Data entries
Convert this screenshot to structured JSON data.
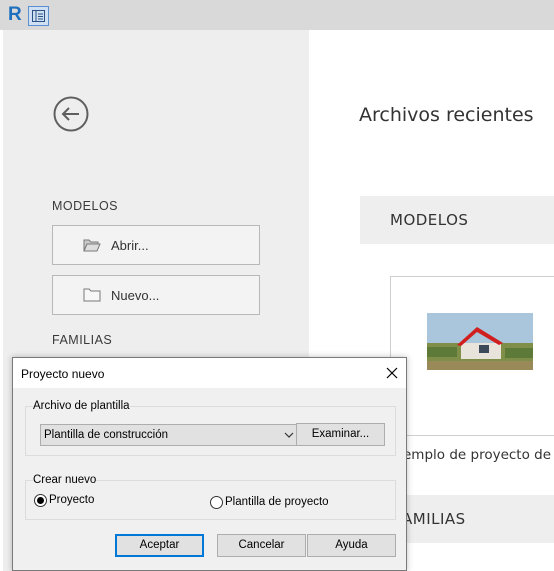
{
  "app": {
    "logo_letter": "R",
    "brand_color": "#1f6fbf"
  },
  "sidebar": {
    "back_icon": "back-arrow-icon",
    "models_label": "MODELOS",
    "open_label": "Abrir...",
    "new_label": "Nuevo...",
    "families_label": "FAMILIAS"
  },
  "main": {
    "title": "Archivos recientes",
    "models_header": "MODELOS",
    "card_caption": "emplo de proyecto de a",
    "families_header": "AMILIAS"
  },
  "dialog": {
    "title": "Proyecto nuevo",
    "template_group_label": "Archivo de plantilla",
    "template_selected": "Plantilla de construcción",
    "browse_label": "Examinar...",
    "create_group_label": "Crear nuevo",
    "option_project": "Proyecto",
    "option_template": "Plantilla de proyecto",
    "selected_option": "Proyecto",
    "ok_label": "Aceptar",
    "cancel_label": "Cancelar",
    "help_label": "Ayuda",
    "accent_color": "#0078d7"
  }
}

...

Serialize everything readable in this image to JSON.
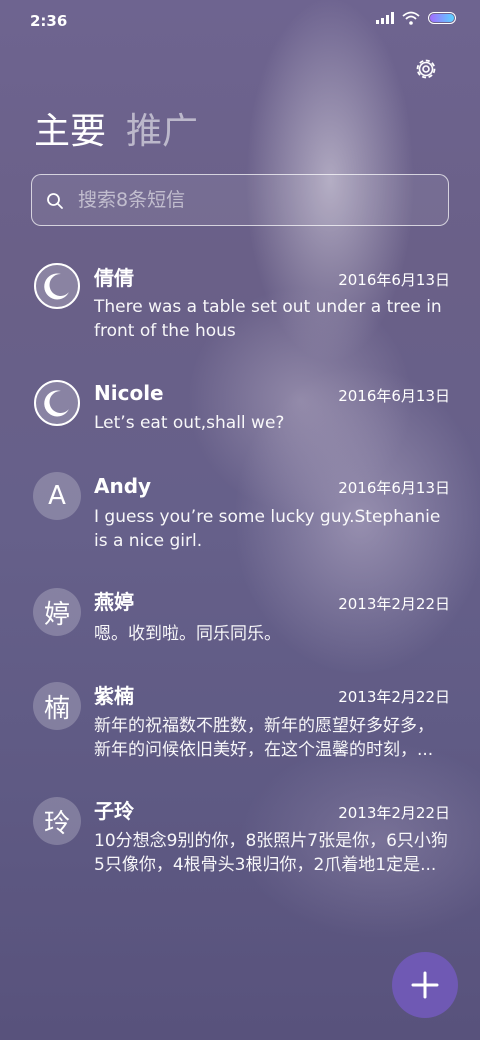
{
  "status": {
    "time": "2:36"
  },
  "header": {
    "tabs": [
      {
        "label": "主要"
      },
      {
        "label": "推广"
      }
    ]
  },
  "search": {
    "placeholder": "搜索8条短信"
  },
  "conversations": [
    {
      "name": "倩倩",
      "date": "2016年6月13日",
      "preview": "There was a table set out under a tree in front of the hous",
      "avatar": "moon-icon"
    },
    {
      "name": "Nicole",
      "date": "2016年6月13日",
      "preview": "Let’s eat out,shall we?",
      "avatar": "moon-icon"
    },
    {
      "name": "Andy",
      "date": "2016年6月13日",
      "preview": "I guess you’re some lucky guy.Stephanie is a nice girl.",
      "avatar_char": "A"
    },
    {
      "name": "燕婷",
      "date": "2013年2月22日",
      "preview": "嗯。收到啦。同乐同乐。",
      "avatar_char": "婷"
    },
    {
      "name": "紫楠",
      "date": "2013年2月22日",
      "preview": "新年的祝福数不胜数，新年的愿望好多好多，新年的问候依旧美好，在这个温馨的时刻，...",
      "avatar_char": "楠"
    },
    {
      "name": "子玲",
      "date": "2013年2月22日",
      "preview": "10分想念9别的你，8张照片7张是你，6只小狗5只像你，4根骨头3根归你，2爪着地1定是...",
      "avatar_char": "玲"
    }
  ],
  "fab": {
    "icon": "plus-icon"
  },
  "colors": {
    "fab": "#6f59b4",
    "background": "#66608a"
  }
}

==

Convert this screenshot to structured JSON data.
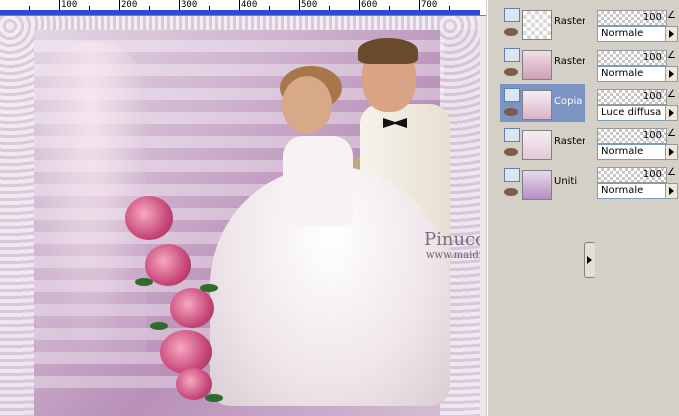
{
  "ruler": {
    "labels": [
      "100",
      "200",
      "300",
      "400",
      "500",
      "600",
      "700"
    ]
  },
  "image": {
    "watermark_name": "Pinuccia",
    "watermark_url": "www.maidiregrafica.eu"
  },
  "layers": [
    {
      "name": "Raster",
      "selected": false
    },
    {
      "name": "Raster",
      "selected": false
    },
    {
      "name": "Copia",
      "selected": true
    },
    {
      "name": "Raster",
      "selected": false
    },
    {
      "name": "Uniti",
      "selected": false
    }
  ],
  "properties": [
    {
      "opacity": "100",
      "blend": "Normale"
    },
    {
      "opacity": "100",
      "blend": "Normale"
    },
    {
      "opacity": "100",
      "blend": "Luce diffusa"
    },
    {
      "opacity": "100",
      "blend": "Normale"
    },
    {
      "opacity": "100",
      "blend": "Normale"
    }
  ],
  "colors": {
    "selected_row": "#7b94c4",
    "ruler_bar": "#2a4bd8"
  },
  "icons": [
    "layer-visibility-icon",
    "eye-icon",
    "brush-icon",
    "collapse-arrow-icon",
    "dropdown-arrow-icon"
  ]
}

Short problem -
Tally the lines of the data that hold the string "MODELOS". Answer with the number and nothing more.

Full output -
2